** START **

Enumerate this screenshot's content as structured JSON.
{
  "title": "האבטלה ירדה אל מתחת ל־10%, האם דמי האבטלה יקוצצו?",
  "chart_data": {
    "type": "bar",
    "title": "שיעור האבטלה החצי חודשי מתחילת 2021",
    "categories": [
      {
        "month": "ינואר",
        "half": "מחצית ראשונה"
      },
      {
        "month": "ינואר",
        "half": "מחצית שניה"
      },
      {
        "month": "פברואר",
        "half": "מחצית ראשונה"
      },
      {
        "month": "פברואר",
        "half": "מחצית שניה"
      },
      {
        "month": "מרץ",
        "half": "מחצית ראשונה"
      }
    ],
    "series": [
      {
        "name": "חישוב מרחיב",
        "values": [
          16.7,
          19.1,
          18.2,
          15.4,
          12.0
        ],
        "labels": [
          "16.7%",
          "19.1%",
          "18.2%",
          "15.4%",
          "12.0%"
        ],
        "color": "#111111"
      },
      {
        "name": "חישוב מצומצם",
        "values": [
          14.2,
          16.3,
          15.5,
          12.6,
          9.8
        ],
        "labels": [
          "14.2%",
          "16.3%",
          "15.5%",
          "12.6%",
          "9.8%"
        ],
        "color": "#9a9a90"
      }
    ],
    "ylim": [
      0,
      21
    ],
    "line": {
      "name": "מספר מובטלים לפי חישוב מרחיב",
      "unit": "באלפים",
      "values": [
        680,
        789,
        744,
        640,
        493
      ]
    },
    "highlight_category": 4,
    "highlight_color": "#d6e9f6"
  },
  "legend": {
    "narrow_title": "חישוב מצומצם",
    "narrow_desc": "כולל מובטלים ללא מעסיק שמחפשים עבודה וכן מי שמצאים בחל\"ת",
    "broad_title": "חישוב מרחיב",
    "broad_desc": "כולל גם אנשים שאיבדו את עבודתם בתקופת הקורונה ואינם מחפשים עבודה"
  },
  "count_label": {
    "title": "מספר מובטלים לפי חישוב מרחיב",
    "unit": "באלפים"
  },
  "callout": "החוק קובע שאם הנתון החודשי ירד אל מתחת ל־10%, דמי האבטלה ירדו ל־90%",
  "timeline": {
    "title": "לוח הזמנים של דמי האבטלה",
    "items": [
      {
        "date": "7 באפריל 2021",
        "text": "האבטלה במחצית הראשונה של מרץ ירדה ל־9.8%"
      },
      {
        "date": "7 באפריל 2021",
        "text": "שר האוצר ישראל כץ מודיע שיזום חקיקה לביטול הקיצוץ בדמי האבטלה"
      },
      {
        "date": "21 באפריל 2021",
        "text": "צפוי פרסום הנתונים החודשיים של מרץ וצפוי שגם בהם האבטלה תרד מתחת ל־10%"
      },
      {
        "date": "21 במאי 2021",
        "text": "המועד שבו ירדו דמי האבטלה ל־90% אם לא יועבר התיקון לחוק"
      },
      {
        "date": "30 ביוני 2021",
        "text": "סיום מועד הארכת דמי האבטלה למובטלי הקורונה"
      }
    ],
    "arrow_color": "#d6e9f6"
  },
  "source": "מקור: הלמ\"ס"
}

** END **

*Problem details:*
Reproduce the material precisely, including every line.

*Written answer:*
Enumerate this screenshot's content as structured JSON.
{
  "title": "האבטלה ירדה אל מתחת ל־10%, האם דמי האבטלה יקוצצו?",
  "chart_data": {
    "type": "bar",
    "title": "שיעור האבטלה החצי חודשי מתחילת 2021",
    "categories": [
      {
        "month": "ינואר",
        "half": "מחצית ראשונה"
      },
      {
        "month": "ינואר",
        "half": "מחצית שניה"
      },
      {
        "month": "פברואר",
        "half": "מחצית ראשונה"
      },
      {
        "month": "פברואר",
        "half": "מחצית שניה"
      },
      {
        "month": "מרץ",
        "half": "מחצית ראשונה"
      }
    ],
    "series": [
      {
        "name": "חישוב מרחיב",
        "values": [
          16.7,
          19.1,
          18.2,
          15.4,
          12.0
        ],
        "labels": [
          "16.7%",
          "19.1%",
          "18.2%",
          "15.4%",
          "12.0%"
        ],
        "color": "#111111"
      },
      {
        "name": "חישוב מצומצם",
        "values": [
          14.2,
          16.3,
          15.5,
          12.6,
          9.8
        ],
        "labels": [
          "14.2%",
          "16.3%",
          "15.5%",
          "12.6%",
          "9.8%"
        ],
        "color": "#9a9a90"
      }
    ],
    "ylim": [
      0,
      21
    ],
    "line": {
      "name": "מספר מובטלים לפי חישוב מרחיב",
      "unit": "באלפים",
      "values": [
        680,
        789,
        744,
        640,
        493
      ]
    },
    "highlight_category": 4,
    "highlight_color": "#d6e9f6"
  },
  "legend": {
    "narrow_title": "חישוב מצומצם",
    "narrow_desc": "כולל מובטלים ללא מעסיק שמחפשים עבודה וכן מי שמצאים בחל\"ת",
    "broad_title": "חישוב מרחיב",
    "broad_desc": "כולל גם אנשים שאיבדו את עבודתם בתקופת הקורונה ואינם מחפשים עבודה"
  },
  "count_label": {
    "title": "מספר מובטלים לפי חישוב מרחיב",
    "unit": "באלפים"
  },
  "callout": "החוק קובע שאם הנתון החודשי ירד אל מתחת ל־10%, דמי האבטלה ירדו ל־90%",
  "timeline": {
    "title": "לוח הזמנים של דמי האבטלה",
    "items": [
      {
        "date": "7 באפריל 2021",
        "text": "האבטלה במחצית הראשונה של מרץ ירדה ל־9.8%"
      },
      {
        "date": "7 באפריל 2021",
        "text": "שר האוצר ישראל כץ מודיע שיזום חקיקה לביטול הקיצוץ בדמי האבטלה"
      },
      {
        "date": "21 באפריל 2021",
        "text": "צפוי פרסום הנתונים החודשיים של מרץ וצפוי שגם בהם האבטלה תרד מתחת ל־10%"
      },
      {
        "date": "21 במאי 2021",
        "text": "המועד שבו ירדו דמי האבטלה ל־90% אם לא יועבר התיקון לחוק"
      },
      {
        "date": "30 ביוני 2021",
        "text": "סיום מועד הארכת דמי האבטלה למובטלי הקורונה"
      }
    ],
    "arrow_color": "#d6e9f6"
  },
  "source": "מקור: הלמ\"ס"
}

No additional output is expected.